[Element and region data]
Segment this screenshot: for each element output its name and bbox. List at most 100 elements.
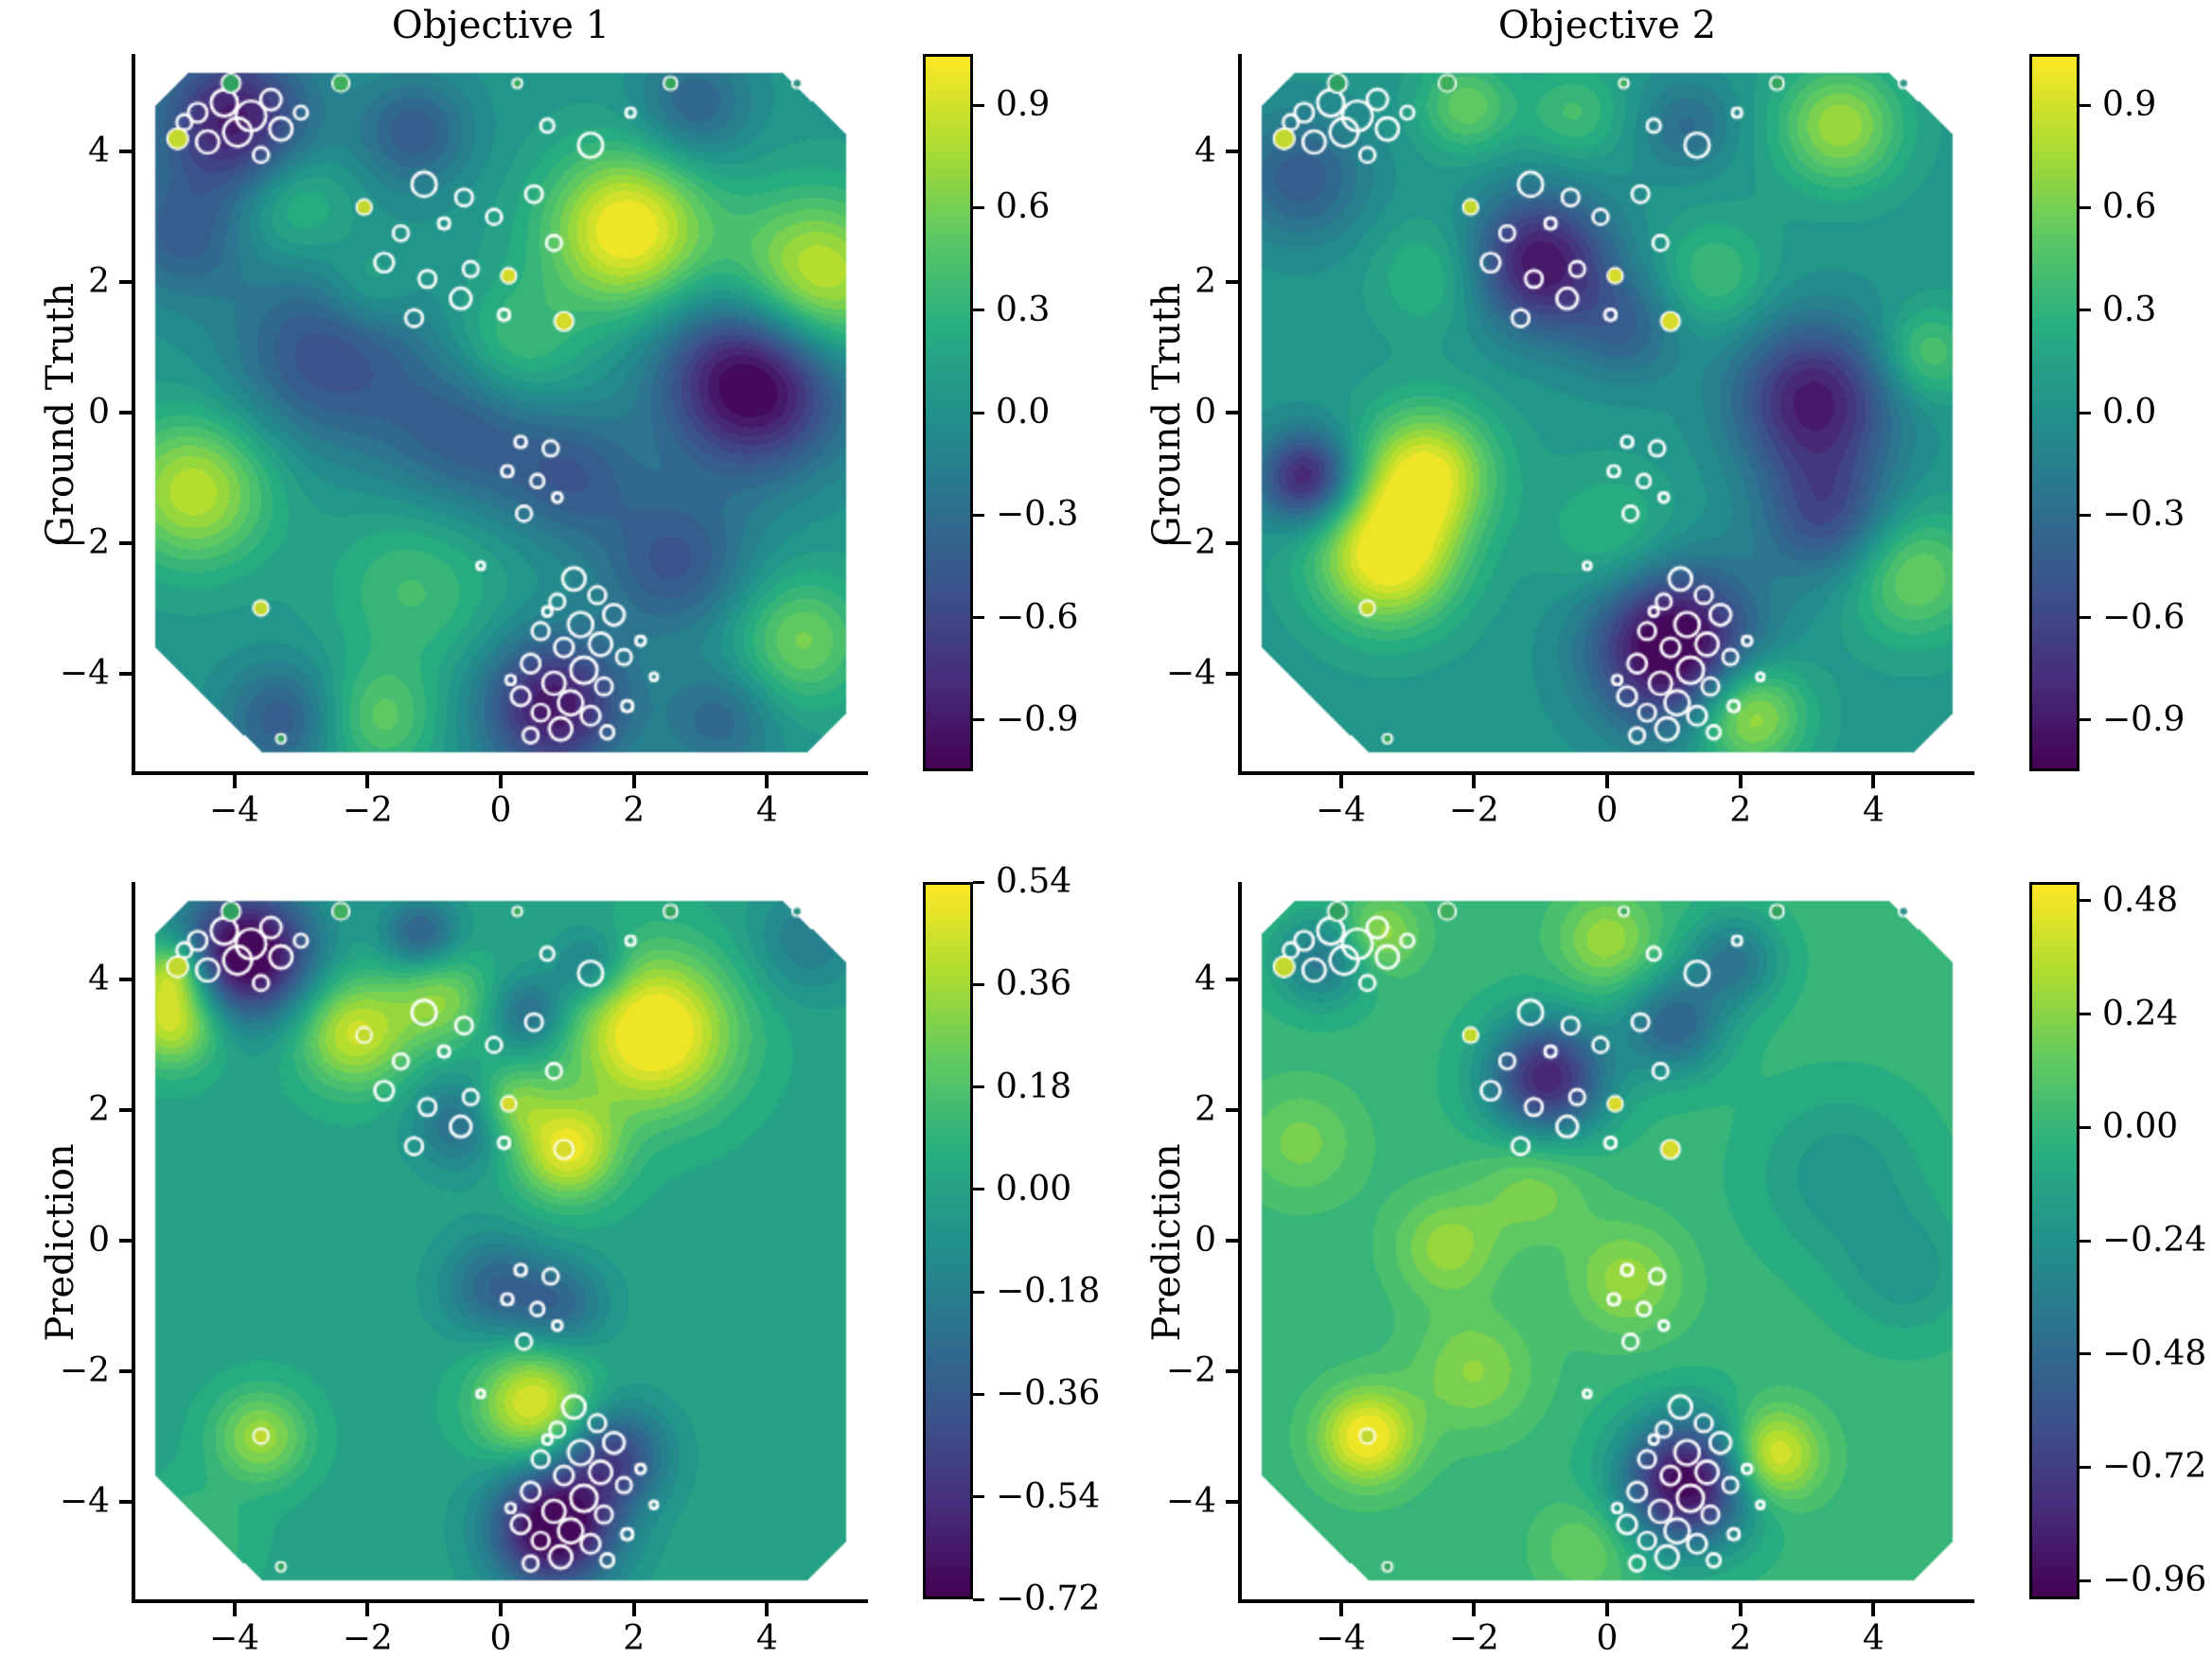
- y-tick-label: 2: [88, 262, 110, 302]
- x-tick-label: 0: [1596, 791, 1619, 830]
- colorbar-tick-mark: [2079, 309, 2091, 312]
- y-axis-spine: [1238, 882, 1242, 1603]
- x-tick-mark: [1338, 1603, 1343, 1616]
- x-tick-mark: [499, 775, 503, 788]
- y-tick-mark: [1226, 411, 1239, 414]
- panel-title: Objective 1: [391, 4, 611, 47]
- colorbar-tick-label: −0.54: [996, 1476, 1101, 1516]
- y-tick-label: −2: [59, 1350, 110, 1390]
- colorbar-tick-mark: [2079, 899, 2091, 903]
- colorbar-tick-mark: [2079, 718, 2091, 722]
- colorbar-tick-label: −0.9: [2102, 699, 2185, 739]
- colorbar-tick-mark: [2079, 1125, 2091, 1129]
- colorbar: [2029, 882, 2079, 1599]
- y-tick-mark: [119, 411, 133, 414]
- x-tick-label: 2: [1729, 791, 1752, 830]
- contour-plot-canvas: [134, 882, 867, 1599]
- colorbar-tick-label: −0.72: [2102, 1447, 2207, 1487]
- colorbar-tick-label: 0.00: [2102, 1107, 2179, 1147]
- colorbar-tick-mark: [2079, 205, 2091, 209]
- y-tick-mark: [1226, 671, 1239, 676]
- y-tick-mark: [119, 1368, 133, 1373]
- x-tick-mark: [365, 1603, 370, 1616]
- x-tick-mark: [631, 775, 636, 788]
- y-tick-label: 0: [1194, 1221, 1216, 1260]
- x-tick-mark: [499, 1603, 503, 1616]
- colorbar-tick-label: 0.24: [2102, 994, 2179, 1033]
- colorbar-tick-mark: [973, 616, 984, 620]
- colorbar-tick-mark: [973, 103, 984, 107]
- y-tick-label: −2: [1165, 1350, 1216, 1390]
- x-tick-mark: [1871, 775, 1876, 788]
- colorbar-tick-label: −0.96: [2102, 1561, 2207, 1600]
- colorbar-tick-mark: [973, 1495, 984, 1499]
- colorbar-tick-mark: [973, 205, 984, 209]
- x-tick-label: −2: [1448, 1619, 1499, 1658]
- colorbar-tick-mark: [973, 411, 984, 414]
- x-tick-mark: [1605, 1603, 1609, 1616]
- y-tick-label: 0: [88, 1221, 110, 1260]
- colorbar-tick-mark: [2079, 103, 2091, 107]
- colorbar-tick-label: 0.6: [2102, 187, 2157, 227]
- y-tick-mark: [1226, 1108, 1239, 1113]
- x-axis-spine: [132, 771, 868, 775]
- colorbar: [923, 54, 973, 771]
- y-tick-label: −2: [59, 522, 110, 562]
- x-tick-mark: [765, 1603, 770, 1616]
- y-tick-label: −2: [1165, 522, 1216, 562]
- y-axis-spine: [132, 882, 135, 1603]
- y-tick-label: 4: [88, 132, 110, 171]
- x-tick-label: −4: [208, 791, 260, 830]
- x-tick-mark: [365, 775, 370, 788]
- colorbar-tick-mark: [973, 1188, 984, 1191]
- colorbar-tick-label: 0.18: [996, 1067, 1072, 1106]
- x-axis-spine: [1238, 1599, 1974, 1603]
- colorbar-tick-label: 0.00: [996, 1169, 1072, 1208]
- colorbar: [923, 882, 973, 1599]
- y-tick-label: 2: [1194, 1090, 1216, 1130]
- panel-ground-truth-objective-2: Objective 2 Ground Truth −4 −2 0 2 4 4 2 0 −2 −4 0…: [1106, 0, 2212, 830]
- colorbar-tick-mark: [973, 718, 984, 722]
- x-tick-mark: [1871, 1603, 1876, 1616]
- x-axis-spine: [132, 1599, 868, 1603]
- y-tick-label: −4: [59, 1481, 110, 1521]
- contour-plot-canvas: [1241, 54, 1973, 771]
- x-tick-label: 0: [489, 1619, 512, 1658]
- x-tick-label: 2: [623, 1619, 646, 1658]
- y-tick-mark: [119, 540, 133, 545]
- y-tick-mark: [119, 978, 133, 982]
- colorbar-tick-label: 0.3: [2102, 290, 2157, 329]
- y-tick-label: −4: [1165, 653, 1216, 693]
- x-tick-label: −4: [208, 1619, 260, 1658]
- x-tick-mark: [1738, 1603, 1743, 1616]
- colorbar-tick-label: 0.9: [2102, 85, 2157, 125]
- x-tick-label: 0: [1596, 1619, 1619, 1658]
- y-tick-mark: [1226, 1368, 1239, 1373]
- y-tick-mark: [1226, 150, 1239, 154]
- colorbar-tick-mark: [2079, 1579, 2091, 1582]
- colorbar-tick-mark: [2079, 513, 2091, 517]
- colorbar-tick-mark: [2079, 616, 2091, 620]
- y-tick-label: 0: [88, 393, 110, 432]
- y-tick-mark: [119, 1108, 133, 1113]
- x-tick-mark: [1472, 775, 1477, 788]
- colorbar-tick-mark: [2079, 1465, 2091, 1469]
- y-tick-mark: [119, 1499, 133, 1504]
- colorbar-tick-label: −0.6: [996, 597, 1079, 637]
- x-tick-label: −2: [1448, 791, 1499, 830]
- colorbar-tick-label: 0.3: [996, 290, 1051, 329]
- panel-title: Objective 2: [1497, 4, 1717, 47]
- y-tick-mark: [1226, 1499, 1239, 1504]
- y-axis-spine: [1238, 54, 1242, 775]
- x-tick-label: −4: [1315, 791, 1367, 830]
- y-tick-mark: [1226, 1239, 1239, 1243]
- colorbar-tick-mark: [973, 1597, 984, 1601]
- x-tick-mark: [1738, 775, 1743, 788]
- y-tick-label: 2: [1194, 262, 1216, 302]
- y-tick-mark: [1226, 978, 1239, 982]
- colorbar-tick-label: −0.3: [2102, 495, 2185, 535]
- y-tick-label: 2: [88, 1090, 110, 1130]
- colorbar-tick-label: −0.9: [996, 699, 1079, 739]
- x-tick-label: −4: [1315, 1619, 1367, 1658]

**Problem description:** Copy out the lines of the records word for word, beginning with the line containing "- y-tick-label: 2: [88, 262, 110, 302]" and running through the line containing "- x-tick-mark: [499, 775, 503, 788]".

**Complete output:**
- y-tick-label: 2: [88, 262, 110, 302]
- x-tick-label: 0: [1596, 791, 1619, 830]
- colorbar-tick-mark: [2079, 309, 2091, 312]
- y-axis-spine: [1238, 882, 1242, 1603]
- x-tick-mark: [1338, 1603, 1343, 1616]
- x-tick-mark: [499, 775, 503, 788]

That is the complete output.